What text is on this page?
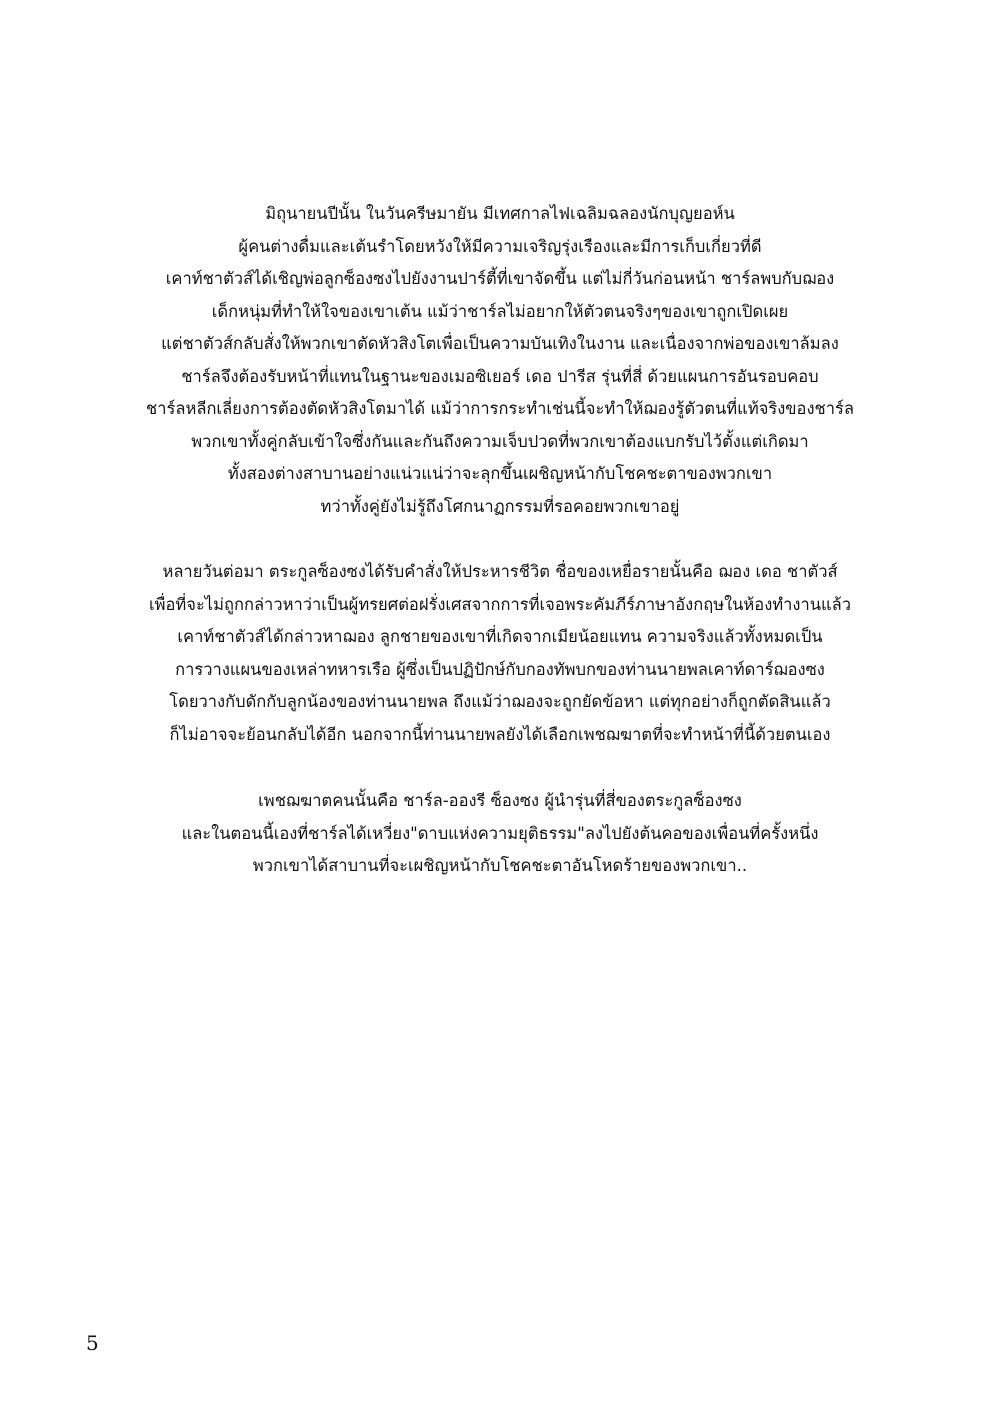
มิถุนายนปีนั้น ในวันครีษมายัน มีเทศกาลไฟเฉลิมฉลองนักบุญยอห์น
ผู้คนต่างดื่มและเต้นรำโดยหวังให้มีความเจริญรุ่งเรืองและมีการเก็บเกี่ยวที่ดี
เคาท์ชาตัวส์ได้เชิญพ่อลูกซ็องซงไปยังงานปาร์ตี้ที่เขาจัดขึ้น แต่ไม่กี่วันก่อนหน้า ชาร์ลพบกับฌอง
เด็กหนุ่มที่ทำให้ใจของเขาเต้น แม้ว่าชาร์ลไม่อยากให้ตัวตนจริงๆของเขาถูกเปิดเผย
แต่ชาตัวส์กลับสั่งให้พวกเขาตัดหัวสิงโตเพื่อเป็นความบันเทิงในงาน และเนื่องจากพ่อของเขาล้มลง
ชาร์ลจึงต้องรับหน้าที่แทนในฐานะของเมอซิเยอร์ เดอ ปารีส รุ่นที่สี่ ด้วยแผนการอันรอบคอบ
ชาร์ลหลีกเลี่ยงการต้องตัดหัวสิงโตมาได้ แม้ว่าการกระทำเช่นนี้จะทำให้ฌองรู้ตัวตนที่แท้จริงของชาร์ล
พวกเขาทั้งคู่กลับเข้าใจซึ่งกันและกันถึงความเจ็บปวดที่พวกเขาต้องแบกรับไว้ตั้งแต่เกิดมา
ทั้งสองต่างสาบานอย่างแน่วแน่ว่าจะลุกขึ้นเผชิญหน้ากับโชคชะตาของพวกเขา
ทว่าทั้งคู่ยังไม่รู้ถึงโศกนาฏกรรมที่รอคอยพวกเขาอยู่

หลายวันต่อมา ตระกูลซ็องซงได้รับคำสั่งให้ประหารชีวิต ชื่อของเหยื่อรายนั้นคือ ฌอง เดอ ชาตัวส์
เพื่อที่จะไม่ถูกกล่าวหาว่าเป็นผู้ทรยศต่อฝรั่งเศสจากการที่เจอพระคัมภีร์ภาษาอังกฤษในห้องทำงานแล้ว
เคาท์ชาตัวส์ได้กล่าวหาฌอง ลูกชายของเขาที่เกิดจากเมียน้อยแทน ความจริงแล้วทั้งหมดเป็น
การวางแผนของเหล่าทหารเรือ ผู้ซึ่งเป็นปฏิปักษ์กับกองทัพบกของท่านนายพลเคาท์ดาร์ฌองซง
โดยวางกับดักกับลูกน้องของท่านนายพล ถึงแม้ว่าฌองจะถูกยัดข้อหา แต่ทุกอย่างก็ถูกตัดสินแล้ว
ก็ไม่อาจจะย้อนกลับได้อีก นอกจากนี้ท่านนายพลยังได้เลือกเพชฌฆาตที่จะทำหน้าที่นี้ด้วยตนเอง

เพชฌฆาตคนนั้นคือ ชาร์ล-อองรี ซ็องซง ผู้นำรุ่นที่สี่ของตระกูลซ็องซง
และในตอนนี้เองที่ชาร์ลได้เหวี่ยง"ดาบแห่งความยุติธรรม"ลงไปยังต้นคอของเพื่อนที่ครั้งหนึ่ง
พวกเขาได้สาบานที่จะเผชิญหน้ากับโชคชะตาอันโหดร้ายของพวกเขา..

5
_____
* _TASK DIRECTIONS_: Restate the data above word for word. Skip every picture.

* _COMPLETED TASK_:
What text is on this page?
มิถุนายนปีนั้น ในวันครีษมายัน มีเทศกาลไฟเฉลิมฉลองนักบุญยอห์น
ผู้คนต่างดื่มและเต้นรำโดยหวังให้มีความเจริญรุ่งเรืองและมีการเก็บเกี่ยวที่ดี
เคาท์ชาตัวส์ได้เชิญพ่อลูกซ็องซงไปยังงานปาร์ตี้ที่เขาจัดขึ้น แต่ไม่กี่วันก่อนหน้า ชาร์ลพบกับฌอง
เด็กหนุ่มที่ทำให้ใจของเขาเต้น แม้ว่าชาร์ลไม่อยากให้ตัวตนจริงๆของเขาถูกเปิดเผย
แต่ชาตัวส์กลับสั่งให้พวกเขาตัดหัวสิงโตเพื่อเป็นความบันเทิงในงาน และเนื่องจากพ่อของเขาล้มลง
ชาร์ลจึงต้องรับหน้าที่แทนในฐานะของเมอซิเยอร์ เดอ ปารีส รุ่นที่สี่ ด้วยแผนการอันรอบคอบ
ชาร์ลหลีกเลี่ยงการต้องตัดหัวสิงโตมาได้ แม้ว่าการกระทำเช่นนี้จะทำให้ฌองรู้ตัวตนที่แท้จริงของชาร์ล
พวกเขาทั้งคู่กลับเข้าใจซึ่งกันและกันถึงความเจ็บปวดที่พวกเขาต้องแบกรับไว้ตั้งแต่เกิดมา
ทั้งสองต่างสาบานอย่างแน่วแน่ว่าจะลุกขึ้นเผชิญหน้ากับโชคชะตาของพวกเขา
ทว่าทั้งคู่ยังไม่รู้ถึงโศกนาฏกรรมที่รอคอยพวกเขาอยู่

หลายวันต่อมา ตระกูลซ็องซงได้รับคำสั่งให้ประหารชีวิต ชื่อของเหยื่อรายนั้นคือ ฌอง เดอ ชาตัวส์
เพื่อที่จะไม่ถูกกล่าวหาว่าเป็นผู้ทรยศต่อฝรั่งเศสจากการที่เจอพระคัมภีร์ภาษาอังกฤษในห้องทำงานแล้ว
เคาท์ชาตัวส์ได้กล่าวหาฌอง ลูกชายของเขาที่เกิดจากเมียน้อยแทน ความจริงแล้วทั้งหมดเป็น
การวางแผนของเหล่าทหารเรือ ผู้ซึ่งเป็นปฏิปักษ์กับกองทัพบกของท่านนายพลเคาท์ดาร์ฌองซง
โดยวางกับดักกับลูกน้องของท่านนายพล ถึงแม้ว่าฌองจะถูกยัดข้อหา แต่ทุกอย่างก็ถูกตัดสินแล้ว
ก็ไม่อาจจะย้อนกลับได้อีก นอกจากนี้ท่านนายพลยังได้เลือกเพชฌฆาตที่จะทำหน้าที่นี้ด้วยตนเอง

เพชฌฆาตคนนั้นคือ ชาร์ล-อองรี ซ็องซง ผู้นำรุ่นที่สี่ของตระกูลซ็องซง
และในตอนนี้เองที่ชาร์ลได้เหวี่ยง"ดาบแห่งความยุติธรรม"ลงไปยังต้นคอของเพื่อนที่ครั้งหนึ่ง
พวกเขาได้สาบานที่จะเผชิญหน้ากับโชคชะตาอันโหดร้ายของพวกเขา..

5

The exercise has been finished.